:: Data in this exercise

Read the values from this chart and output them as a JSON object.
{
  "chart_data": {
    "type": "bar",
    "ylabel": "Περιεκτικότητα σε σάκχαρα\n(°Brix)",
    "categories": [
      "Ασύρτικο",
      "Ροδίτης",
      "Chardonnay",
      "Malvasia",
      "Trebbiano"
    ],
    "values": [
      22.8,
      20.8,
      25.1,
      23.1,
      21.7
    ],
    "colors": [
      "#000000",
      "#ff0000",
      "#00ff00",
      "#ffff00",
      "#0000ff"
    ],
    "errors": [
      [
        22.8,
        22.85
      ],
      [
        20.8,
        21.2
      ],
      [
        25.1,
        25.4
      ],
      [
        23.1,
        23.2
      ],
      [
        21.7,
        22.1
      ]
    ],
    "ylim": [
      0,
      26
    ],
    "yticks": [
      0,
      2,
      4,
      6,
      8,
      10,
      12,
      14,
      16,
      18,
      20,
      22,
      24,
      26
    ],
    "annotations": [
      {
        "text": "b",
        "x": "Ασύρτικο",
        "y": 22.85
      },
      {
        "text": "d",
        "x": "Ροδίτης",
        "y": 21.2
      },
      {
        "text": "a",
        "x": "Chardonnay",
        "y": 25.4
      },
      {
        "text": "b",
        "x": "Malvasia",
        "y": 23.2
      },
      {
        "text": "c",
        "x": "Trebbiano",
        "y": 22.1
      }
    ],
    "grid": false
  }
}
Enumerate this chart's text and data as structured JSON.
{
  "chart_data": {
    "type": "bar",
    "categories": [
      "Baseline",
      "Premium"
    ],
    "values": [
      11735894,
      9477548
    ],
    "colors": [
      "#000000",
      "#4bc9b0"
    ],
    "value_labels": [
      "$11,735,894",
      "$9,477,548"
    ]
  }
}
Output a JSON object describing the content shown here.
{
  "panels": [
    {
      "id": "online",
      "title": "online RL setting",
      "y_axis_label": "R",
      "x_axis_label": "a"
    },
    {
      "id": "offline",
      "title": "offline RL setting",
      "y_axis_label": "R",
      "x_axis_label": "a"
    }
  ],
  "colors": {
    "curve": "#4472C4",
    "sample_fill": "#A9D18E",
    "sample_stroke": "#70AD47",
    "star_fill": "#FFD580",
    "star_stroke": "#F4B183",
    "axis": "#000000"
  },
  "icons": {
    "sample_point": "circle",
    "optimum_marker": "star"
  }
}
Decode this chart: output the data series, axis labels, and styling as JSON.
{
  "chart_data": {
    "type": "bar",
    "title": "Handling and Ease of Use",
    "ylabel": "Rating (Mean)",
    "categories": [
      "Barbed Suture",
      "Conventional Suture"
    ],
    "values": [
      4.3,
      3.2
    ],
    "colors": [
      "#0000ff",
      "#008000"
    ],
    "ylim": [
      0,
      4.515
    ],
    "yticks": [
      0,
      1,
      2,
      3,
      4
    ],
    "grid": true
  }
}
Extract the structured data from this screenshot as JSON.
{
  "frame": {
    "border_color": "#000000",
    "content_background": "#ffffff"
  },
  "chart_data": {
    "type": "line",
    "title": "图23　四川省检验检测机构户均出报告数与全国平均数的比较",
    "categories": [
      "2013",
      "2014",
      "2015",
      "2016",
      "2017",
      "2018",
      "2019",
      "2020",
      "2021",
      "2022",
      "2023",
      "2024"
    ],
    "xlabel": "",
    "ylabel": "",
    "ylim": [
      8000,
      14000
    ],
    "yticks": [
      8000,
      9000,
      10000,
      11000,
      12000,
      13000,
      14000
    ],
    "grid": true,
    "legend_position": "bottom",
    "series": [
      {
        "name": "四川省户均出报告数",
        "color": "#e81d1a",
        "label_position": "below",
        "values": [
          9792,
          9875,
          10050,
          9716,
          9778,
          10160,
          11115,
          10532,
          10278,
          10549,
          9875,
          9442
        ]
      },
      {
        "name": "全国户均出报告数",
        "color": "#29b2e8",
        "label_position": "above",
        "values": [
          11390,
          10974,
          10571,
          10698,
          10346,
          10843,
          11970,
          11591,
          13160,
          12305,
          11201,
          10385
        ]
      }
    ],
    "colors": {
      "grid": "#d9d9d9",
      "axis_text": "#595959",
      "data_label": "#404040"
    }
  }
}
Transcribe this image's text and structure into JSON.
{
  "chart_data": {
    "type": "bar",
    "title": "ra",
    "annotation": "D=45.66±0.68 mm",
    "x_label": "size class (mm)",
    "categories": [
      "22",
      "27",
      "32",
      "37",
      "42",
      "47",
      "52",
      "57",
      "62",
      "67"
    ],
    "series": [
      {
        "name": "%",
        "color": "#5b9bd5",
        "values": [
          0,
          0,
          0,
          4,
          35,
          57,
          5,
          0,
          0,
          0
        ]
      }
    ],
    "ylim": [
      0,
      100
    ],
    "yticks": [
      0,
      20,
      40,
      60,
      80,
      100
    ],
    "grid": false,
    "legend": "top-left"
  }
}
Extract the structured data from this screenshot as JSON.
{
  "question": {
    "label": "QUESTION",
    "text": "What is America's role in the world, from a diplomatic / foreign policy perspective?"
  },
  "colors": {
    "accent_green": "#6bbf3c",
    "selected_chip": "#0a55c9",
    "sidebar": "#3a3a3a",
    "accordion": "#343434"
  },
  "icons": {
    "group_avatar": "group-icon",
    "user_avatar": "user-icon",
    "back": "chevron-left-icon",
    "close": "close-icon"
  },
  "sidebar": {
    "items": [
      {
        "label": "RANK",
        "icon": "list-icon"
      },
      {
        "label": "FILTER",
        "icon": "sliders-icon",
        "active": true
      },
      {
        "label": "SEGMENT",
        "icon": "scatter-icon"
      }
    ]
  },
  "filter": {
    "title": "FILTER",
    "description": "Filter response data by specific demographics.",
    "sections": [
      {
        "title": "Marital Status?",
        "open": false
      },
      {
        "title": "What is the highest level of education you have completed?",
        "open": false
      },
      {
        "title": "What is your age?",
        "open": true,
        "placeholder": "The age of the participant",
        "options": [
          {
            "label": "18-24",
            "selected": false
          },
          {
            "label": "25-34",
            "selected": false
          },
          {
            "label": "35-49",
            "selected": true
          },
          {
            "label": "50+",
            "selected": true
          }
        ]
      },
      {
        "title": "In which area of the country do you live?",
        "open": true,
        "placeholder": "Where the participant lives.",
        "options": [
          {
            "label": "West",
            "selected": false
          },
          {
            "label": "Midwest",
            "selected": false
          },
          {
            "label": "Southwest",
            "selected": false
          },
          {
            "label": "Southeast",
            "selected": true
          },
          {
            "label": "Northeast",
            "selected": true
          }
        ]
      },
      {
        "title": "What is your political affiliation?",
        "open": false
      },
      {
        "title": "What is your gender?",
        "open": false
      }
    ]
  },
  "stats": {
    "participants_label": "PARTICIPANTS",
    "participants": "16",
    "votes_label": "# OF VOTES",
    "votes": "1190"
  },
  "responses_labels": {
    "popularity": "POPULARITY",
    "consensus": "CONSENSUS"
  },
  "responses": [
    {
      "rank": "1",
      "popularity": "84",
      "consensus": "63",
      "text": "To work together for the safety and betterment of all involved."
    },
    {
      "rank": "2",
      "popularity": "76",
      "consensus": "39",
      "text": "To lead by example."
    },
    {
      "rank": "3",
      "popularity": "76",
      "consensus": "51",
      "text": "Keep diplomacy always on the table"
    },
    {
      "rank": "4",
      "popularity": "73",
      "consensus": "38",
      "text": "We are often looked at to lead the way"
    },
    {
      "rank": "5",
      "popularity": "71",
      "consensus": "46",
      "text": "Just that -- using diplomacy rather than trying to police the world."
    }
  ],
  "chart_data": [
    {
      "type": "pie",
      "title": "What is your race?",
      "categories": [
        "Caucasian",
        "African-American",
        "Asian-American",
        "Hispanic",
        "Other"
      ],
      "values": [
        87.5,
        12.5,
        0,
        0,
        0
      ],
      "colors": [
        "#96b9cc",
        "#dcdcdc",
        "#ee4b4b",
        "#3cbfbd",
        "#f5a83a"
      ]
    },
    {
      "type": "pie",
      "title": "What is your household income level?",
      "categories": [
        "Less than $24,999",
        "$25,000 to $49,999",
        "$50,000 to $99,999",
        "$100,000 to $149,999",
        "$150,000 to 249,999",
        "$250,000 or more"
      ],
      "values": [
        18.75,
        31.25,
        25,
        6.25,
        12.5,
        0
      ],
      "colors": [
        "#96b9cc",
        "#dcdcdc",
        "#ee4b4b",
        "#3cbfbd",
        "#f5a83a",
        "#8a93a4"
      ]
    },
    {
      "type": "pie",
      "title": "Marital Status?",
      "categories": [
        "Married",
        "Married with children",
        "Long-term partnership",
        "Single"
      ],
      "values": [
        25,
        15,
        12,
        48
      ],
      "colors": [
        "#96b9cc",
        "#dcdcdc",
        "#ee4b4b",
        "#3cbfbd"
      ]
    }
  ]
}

::::

[What you need to do]
Show all lines in the entries above where the string "offline" appears.

[Exercise result]
      "id": "offline",
      "title": "offline RL setting",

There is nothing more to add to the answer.